[Figure record listings]
** START **

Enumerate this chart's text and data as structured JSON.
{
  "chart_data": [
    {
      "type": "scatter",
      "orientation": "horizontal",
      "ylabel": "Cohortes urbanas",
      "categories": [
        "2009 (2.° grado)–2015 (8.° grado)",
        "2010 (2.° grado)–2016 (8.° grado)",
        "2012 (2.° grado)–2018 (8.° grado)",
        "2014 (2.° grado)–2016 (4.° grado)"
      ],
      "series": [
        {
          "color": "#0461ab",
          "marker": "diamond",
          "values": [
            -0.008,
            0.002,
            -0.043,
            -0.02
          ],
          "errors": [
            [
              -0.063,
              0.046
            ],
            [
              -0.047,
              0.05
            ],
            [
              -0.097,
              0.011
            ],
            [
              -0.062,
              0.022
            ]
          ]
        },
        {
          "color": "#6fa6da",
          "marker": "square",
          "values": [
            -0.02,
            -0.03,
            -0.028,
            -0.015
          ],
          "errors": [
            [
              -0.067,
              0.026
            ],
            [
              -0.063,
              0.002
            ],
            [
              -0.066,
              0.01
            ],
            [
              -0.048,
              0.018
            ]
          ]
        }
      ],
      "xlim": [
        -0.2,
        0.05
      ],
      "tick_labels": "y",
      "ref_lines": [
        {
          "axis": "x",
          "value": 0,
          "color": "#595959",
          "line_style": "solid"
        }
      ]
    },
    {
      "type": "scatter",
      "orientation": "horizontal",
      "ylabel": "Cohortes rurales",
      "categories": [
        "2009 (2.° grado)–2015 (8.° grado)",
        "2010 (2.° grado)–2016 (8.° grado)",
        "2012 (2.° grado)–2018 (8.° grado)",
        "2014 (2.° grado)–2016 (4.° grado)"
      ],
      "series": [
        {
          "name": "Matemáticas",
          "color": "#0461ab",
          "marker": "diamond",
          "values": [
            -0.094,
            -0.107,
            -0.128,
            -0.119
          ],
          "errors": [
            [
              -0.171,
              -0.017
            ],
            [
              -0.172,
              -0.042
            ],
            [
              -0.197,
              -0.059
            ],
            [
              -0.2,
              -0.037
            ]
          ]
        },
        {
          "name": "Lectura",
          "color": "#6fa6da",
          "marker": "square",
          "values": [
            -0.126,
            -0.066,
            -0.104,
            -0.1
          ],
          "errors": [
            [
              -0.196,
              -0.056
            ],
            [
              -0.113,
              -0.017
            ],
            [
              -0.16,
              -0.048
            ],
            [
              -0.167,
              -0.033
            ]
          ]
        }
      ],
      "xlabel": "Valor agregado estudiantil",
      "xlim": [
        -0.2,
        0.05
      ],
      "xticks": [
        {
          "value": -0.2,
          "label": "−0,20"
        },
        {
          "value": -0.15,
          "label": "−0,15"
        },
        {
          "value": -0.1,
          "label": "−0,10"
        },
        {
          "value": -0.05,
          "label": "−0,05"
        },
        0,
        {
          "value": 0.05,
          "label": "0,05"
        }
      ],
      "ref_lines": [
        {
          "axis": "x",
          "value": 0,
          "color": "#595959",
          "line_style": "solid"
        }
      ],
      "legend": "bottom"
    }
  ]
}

** END **

* **Given task**: Go through the records above and set each one down exactly, please.

* **Solution for this exercise**:
Enumerate this chart's text and data as structured JSON.
{
  "chart_data": [
    {
      "type": "scatter",
      "orientation": "horizontal",
      "ylabel": "Cohortes urbanas",
      "categories": [
        "2009 (2.° grado)–2015 (8.° grado)",
        "2010 (2.° grado)–2016 (8.° grado)",
        "2012 (2.° grado)–2018 (8.° grado)",
        "2014 (2.° grado)–2016 (4.° grado)"
      ],
      "series": [
        {
          "color": "#0461ab",
          "marker": "diamond",
          "values": [
            -0.008,
            0.002,
            -0.043,
            -0.02
          ],
          "errors": [
            [
              -0.063,
              0.046
            ],
            [
              -0.047,
              0.05
            ],
            [
              -0.097,
              0.011
            ],
            [
              -0.062,
              0.022
            ]
          ]
        },
        {
          "color": "#6fa6da",
          "marker": "square",
          "values": [
            -0.02,
            -0.03,
            -0.028,
            -0.015
          ],
          "errors": [
            [
              -0.067,
              0.026
            ],
            [
              -0.063,
              0.002
            ],
            [
              -0.066,
              0.01
            ],
            [
              -0.048,
              0.018
            ]
          ]
        }
      ],
      "xlim": [
        -0.2,
        0.05
      ],
      "tick_labels": "y",
      "ref_lines": [
        {
          "axis": "x",
          "value": 0,
          "color": "#595959",
          "line_style": "solid"
        }
      ]
    },
    {
      "type": "scatter",
      "orientation": "horizontal",
      "ylabel": "Cohortes rurales",
      "categories": [
        "2009 (2.° grado)–2015 (8.° grado)",
        "2010 (2.° grado)–2016 (8.° grado)",
        "2012 (2.° grado)–2018 (8.° grado)",
        "2014 (2.° grado)–2016 (4.° grado)"
      ],
      "series": [
        {
          "name": "Matemáticas",
          "color": "#0461ab",
          "marker": "diamond",
          "values": [
            -0.094,
            -0.107,
            -0.128,
            -0.119
          ],
          "errors": [
            [
              -0.171,
              -0.017
            ],
            [
              -0.172,
              -0.042
            ],
            [
              -0.197,
              -0.059
            ],
            [
              -0.2,
              -0.037
            ]
          ]
        },
        {
          "name": "Lectura",
          "color": "#6fa6da",
          "marker": "square",
          "values": [
            -0.126,
            -0.066,
            -0.104,
            -0.1
          ],
          "errors": [
            [
              -0.196,
              -0.056
            ],
            [
              -0.113,
              -0.017
            ],
            [
              -0.16,
              -0.048
            ],
            [
              -0.167,
              -0.033
            ]
          ]
        }
      ],
      "xlabel": "Valor agregado estudiantil",
      "xlim": [
        -0.2,
        0.05
      ],
      "xticks": [
        {
          "value": -0.2,
          "label": "−0,20"
        },
        {
          "value": -0.15,
          "label": "−0,15"
        },
        {
          "value": -0.1,
          "label": "−0,10"
        },
        {
          "value": -0.05,
          "label": "−0,05"
        },
        0,
        {
          "value": 0.05,
          "label": "0,05"
        }
      ],
      "ref_lines": [
        {
          "axis": "x",
          "value": 0,
          "color": "#595959",
          "line_style": "solid"
        }
      ],
      "legend": "bottom"
    }
  ]
}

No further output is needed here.